start
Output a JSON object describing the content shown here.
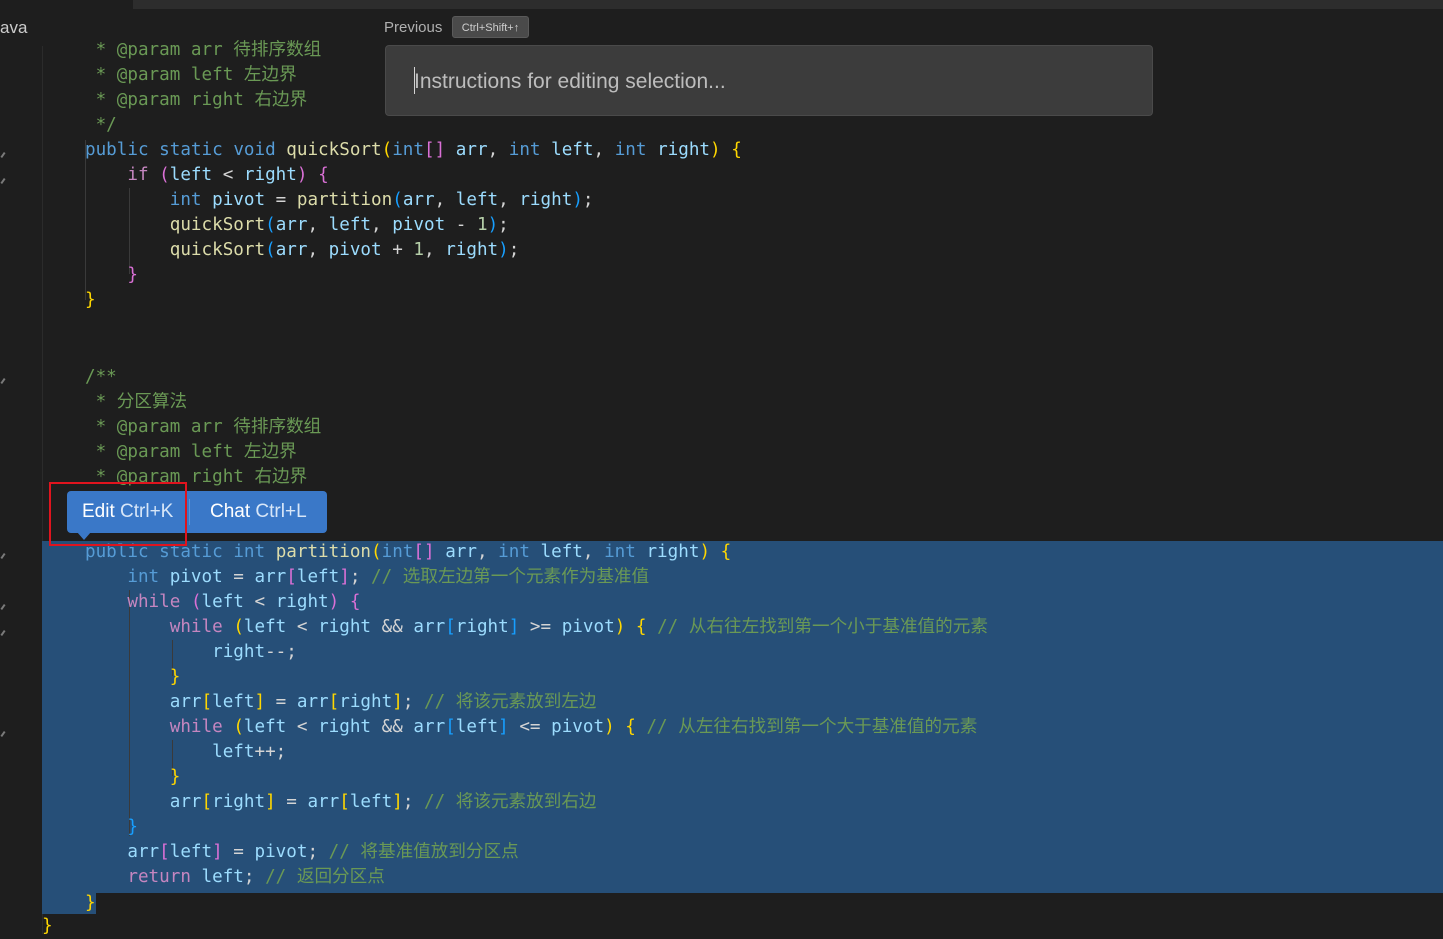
{
  "header": {
    "file_tab_fragment": "ava",
    "previous_label": "Previous",
    "previous_shortcut": "Ctrl+Shift+↑"
  },
  "edit_prompt": {
    "placeholder": "Instructions for editing selection..."
  },
  "selection_popup": {
    "edit_label": "Edit",
    "edit_shortcut": "Ctrl+K",
    "chat_label": "Chat",
    "chat_shortcut": "Ctrl+L"
  },
  "code": {
    "line_0": " * @param arr 待排序数组",
    "line_1": " * @param left 左边界",
    "line_2": " * @param right 右边界",
    "line_3": " */",
    "line_4": "public static void quickSort(int[] arr, int left, int right) {",
    "line_5": "    if (left < right) {",
    "line_6": "        int pivot = partition(arr, left, right);",
    "line_7": "        quickSort(arr, left, pivot - 1);",
    "line_8": "        quickSort(arr, pivot + 1, right);",
    "line_9": "    }",
    "line_10": "}",
    "line_11": "/**",
    "line_12": " * 分区算法",
    "line_13": " * @param arr 待排序数组",
    "line_14": " * @param left 左边界",
    "line_15": " * @param right 右边界",
    "line_16": "public static int partition(int[] arr, int left, int right) {",
    "line_17": "    int pivot = arr[left]; // 选取左边第一个元素作为基准值",
    "line_18": "    while (left < right) {",
    "line_19": "        while (left < right && arr[right] >= pivot) { // 从右往左找到第一个小于基准值的元素",
    "line_20": "            right--;",
    "line_21": "        }",
    "line_22": "        arr[left] = arr[right]; // 将该元素放到左边",
    "line_23": "        while (left < right && arr[left] <= pivot) { // 从左往右找到第一个大于基准值的元素",
    "line_24": "            left++;",
    "line_25": "        }",
    "line_26": "        arr[right] = arr[left]; // 将该元素放到右边",
    "line_27": "    }",
    "line_28": "    arr[left] = pivot; // 将基准值放到分区点",
    "line_29": "    return left; // 返回分区点",
    "line_30": "}",
    "line_31": "}"
  }
}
end
#### [STATED TASK]
Reproduce each entry precisely. Leave the pictures out.

#### [RESPONSE TO THIS EXERCISE]
Output a JSON object describing the content shown here.
{
  "header": {
    "file_tab_fragment": "ava",
    "previous_label": "Previous",
    "previous_shortcut": "Ctrl+Shift+↑"
  },
  "edit_prompt": {
    "placeholder": "Instructions for editing selection..."
  },
  "selection_popup": {
    "edit_label": "Edit",
    "edit_shortcut": "Ctrl+K",
    "chat_label": "Chat",
    "chat_shortcut": "Ctrl+L"
  },
  "code": {
    "line_0": " * @param arr 待排序数组",
    "line_1": " * @param left 左边界",
    "line_2": " * @param right 右边界",
    "line_3": " */",
    "line_4": "public static void quickSort(int[] arr, int left, int right) {",
    "line_5": "    if (left < right) {",
    "line_6": "        int pivot = partition(arr, left, right);",
    "line_7": "        quickSort(arr, left, pivot - 1);",
    "line_8": "        quickSort(arr, pivot + 1, right);",
    "line_9": "    }",
    "line_10": "}",
    "line_11": "/**",
    "line_12": " * 分区算法",
    "line_13": " * @param arr 待排序数组",
    "line_14": " * @param left 左边界",
    "line_15": " * @param right 右边界",
    "line_16": "public static int partition(int[] arr, int left, int right) {",
    "line_17": "    int pivot = arr[left]; // 选取左边第一个元素作为基准值",
    "line_18": "    while (left < right) {",
    "line_19": "        while (left < right && arr[right] >= pivot) { // 从右往左找到第一个小于基准值的元素",
    "line_20": "            right--;",
    "line_21": "        }",
    "line_22": "        arr[left] = arr[right]; // 将该元素放到左边",
    "line_23": "        while (left < right && arr[left] <= pivot) { // 从左往右找到第一个大于基准值的元素",
    "line_24": "            left++;",
    "line_25": "        }",
    "line_26": "        arr[right] = arr[left]; // 将该元素放到右边",
    "line_27": "    }",
    "line_28": "    arr[left] = pivot; // 将基准值放到分区点",
    "line_29": "    return left; // 返回分区点",
    "line_30": "}",
    "line_31": "}"
  }
}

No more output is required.